▸ **Figure content listings**:
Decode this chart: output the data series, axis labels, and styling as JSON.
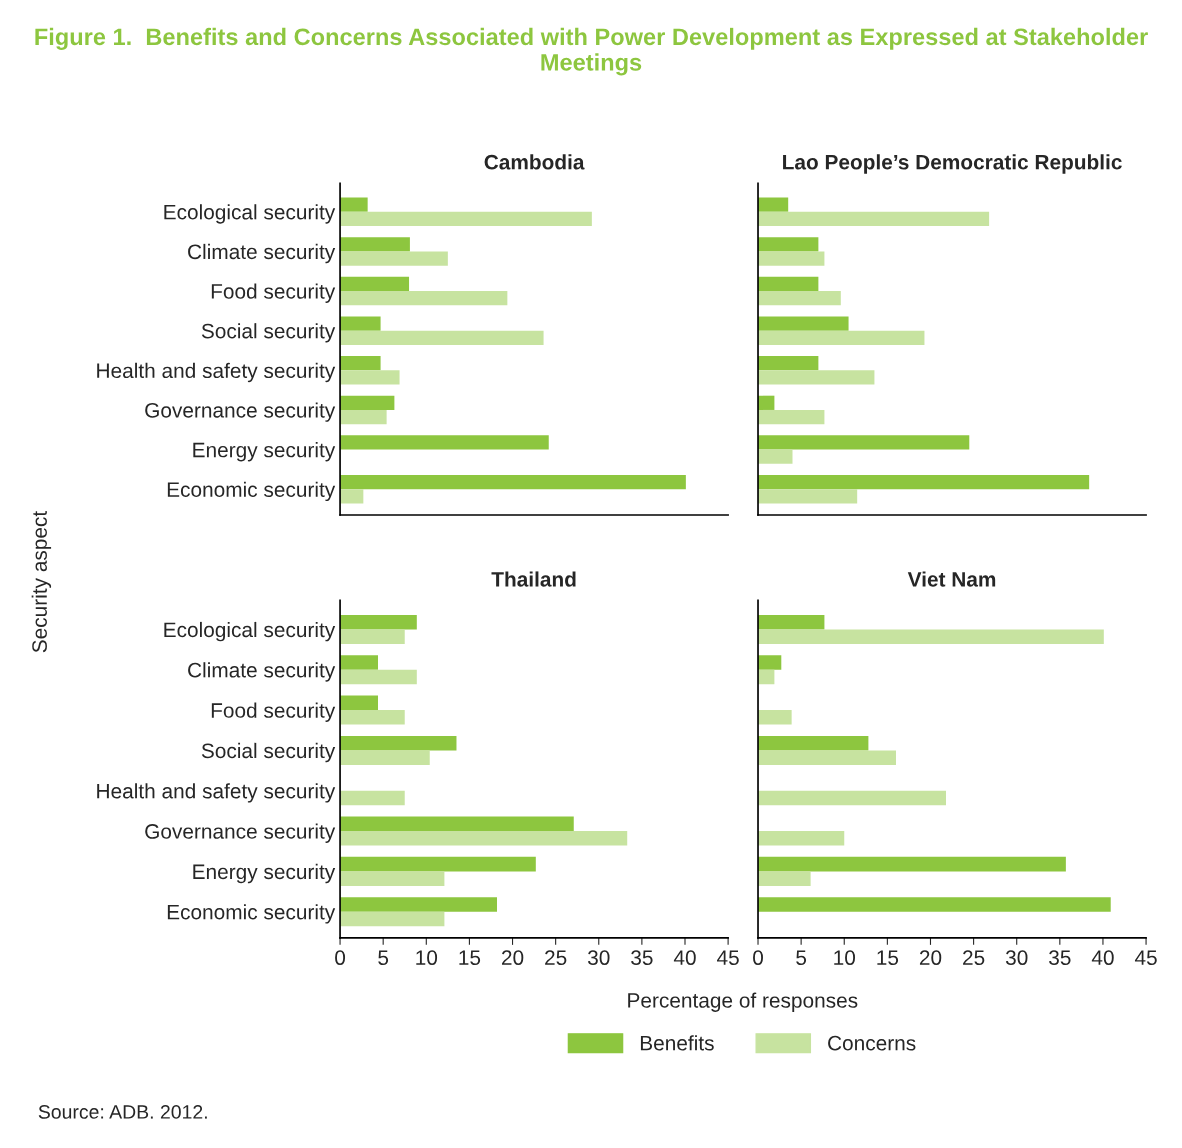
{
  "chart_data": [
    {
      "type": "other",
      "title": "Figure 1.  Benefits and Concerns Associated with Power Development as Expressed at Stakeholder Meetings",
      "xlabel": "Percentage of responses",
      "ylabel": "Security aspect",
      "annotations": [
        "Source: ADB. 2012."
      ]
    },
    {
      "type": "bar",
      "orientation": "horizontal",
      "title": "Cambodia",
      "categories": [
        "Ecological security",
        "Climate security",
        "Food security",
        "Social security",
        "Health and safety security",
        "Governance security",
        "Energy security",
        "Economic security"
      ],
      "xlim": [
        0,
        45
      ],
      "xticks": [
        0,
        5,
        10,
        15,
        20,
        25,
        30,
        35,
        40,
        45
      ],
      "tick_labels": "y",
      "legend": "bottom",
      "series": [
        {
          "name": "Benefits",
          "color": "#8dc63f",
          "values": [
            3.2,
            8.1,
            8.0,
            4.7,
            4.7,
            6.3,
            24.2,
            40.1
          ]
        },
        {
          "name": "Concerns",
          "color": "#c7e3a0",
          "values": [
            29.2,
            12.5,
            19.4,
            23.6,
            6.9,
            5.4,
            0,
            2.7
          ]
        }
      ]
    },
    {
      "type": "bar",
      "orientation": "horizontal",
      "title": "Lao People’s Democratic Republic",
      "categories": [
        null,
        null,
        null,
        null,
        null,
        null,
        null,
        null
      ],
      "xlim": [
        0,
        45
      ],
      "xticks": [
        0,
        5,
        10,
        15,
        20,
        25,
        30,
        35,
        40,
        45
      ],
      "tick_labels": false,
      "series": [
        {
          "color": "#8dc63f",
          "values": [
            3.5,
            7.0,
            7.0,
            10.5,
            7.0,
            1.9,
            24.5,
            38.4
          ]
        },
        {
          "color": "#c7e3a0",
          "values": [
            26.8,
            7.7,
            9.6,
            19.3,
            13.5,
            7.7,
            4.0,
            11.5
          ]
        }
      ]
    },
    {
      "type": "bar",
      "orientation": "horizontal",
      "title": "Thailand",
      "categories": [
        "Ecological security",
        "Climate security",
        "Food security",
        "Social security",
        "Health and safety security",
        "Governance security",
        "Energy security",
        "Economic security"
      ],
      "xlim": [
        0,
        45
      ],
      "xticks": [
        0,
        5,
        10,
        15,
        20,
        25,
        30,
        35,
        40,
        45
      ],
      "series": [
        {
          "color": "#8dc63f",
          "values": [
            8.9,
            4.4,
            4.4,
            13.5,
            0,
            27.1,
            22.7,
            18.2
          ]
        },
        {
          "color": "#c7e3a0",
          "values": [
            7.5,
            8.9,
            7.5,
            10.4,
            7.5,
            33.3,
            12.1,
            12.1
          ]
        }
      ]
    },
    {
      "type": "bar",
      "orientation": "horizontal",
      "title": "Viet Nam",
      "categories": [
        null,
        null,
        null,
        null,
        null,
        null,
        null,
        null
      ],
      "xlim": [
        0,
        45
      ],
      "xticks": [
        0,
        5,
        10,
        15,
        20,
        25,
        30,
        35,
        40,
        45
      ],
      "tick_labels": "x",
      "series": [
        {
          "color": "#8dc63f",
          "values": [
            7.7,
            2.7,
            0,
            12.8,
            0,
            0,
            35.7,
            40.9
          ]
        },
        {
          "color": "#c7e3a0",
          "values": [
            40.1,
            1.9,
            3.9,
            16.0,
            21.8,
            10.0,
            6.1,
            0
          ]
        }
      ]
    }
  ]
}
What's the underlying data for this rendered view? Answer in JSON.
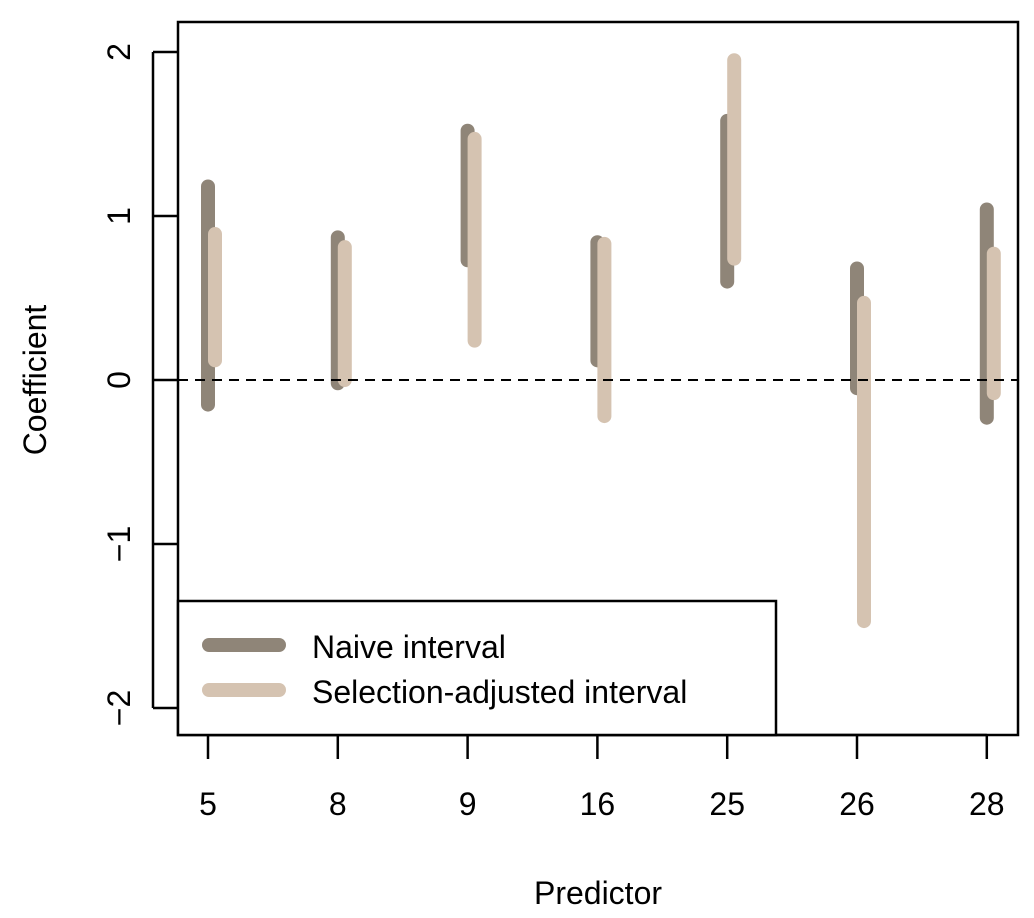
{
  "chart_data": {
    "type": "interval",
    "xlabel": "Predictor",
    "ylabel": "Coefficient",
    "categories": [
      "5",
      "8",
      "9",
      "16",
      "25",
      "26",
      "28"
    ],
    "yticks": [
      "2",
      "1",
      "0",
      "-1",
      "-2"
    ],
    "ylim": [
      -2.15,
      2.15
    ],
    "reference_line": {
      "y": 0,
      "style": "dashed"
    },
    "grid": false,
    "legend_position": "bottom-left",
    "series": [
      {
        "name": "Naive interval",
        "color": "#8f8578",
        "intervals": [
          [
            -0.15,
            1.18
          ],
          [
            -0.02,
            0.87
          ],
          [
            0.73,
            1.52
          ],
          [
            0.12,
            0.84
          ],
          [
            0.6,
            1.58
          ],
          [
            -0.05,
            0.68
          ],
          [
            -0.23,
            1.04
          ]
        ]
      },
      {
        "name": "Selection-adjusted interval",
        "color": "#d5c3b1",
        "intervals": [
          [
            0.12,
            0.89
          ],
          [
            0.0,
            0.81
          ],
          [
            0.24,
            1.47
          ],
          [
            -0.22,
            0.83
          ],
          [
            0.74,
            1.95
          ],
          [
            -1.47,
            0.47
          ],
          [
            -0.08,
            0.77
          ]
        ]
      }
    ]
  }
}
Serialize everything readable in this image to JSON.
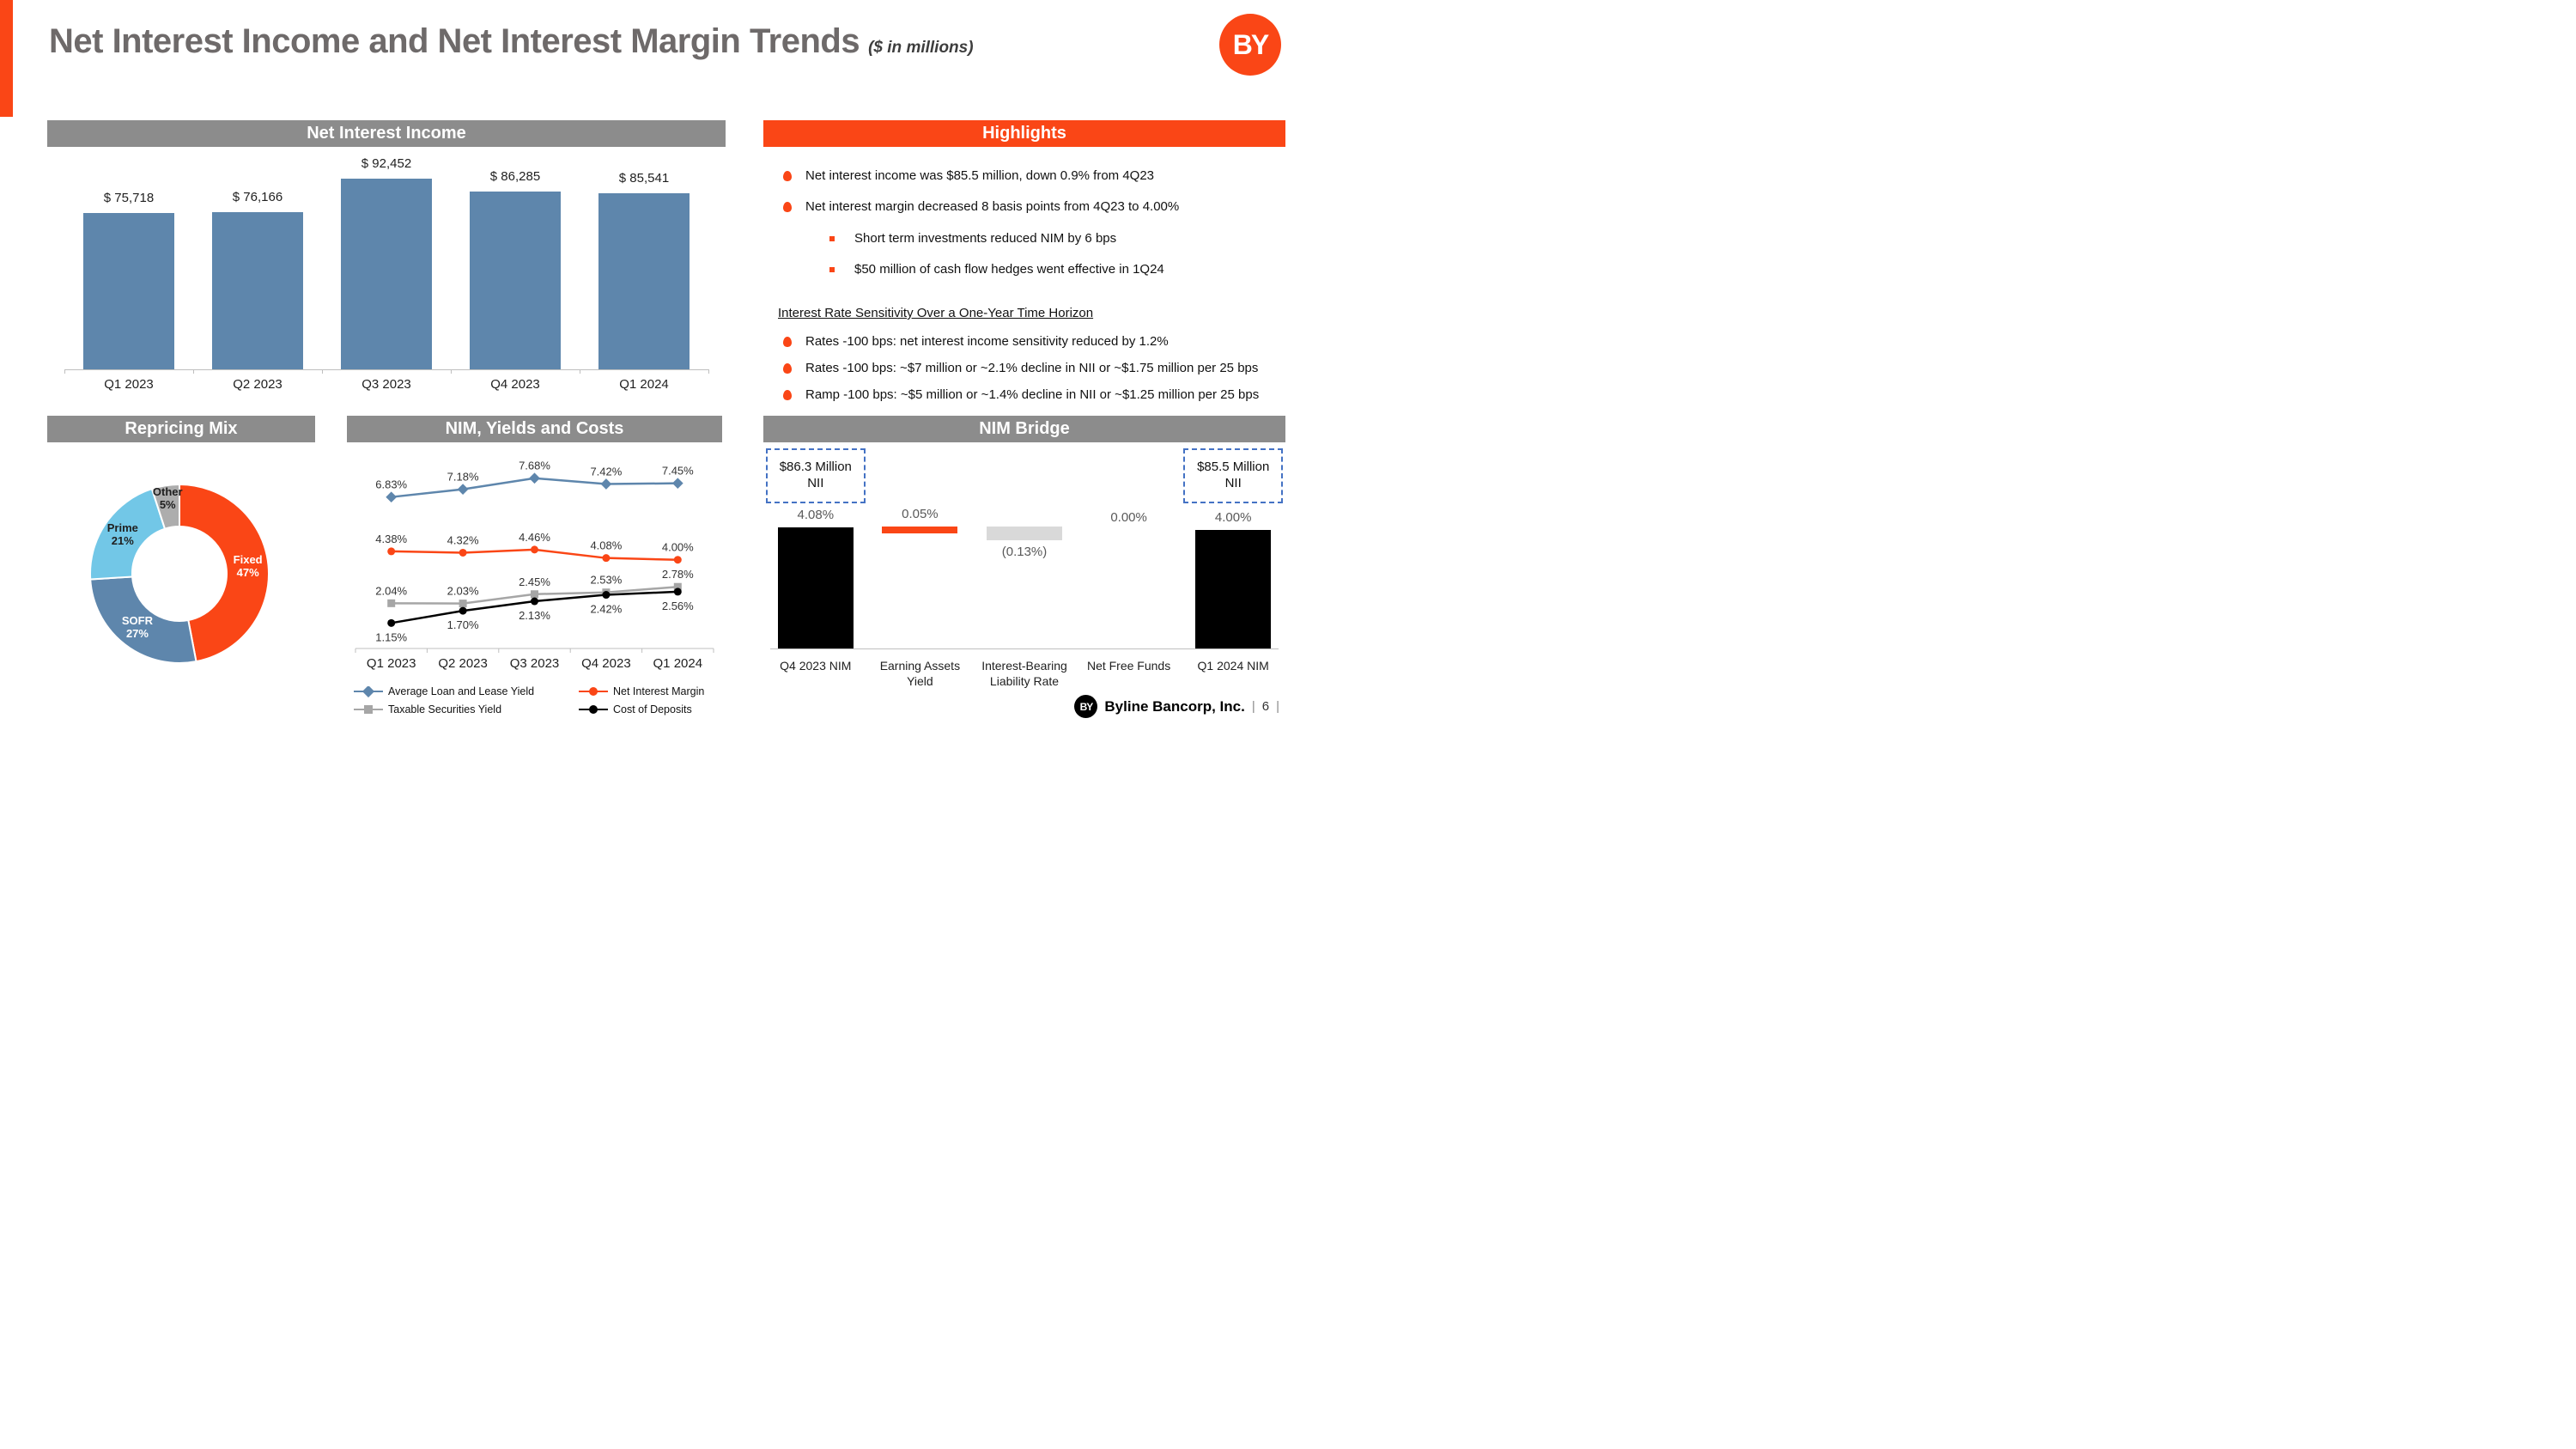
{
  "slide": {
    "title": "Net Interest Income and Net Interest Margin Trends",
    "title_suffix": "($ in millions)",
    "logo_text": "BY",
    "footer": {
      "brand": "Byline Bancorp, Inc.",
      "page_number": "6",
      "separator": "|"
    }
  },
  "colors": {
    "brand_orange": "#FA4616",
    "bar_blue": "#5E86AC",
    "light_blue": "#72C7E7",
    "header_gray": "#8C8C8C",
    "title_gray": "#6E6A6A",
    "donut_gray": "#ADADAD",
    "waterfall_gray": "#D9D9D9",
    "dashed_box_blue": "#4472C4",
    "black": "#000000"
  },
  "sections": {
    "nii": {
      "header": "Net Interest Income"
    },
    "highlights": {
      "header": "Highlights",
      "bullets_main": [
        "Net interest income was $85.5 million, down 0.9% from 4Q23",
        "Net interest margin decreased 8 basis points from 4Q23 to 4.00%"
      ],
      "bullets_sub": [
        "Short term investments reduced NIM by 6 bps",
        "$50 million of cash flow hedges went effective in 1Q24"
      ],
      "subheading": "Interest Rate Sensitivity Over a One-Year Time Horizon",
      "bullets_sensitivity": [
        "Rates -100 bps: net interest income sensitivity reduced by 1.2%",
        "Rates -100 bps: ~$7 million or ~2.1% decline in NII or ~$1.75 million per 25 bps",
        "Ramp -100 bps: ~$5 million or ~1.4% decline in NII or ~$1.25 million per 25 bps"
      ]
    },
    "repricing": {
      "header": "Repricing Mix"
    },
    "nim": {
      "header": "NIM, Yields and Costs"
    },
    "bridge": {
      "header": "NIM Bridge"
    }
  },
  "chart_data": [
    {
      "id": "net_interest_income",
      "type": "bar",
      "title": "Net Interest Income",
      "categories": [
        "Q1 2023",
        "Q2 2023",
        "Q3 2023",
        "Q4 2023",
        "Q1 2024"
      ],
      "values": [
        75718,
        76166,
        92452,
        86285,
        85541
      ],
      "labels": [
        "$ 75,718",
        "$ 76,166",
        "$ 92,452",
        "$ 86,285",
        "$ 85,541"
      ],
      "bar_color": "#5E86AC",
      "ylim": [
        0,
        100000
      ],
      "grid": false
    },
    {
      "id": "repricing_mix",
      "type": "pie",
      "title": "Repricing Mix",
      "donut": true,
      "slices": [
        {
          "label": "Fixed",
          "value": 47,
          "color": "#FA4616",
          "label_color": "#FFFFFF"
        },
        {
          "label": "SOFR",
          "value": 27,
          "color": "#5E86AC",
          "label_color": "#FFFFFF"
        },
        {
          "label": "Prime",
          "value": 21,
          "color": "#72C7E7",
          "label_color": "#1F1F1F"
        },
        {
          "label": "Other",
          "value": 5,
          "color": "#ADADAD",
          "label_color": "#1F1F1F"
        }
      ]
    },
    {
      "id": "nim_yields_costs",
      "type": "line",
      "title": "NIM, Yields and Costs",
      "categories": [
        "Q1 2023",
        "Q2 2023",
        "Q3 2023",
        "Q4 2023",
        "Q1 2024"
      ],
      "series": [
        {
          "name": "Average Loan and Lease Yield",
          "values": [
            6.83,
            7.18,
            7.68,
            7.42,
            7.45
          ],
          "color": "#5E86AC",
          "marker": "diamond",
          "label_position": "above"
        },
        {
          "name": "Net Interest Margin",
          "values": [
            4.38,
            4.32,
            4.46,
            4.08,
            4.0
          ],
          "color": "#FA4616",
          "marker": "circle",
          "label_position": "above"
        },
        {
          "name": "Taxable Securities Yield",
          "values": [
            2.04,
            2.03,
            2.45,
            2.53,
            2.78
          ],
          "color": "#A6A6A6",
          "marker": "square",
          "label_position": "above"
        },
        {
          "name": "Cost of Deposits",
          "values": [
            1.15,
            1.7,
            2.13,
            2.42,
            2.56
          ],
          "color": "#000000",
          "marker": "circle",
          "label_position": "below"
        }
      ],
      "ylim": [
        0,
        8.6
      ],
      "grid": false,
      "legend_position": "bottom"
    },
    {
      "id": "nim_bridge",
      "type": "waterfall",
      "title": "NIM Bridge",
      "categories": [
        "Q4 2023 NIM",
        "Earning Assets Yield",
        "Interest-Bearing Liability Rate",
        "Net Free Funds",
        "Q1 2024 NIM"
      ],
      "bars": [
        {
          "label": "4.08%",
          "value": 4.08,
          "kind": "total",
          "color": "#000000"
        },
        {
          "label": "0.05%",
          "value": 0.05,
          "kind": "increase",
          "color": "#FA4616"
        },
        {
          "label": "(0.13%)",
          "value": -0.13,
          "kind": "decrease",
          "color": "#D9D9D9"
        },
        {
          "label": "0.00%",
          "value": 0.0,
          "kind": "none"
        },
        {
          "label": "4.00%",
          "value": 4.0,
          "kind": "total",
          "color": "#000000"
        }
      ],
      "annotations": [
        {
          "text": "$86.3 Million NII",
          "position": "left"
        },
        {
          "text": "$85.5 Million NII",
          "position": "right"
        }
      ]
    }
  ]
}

▸ **Objective**: Gather up, from the records above, each line where the word "ylabel" appears.

▸ **The result**:
      "ylabel": "Security aspect",
    "ylabel": "Coefficient",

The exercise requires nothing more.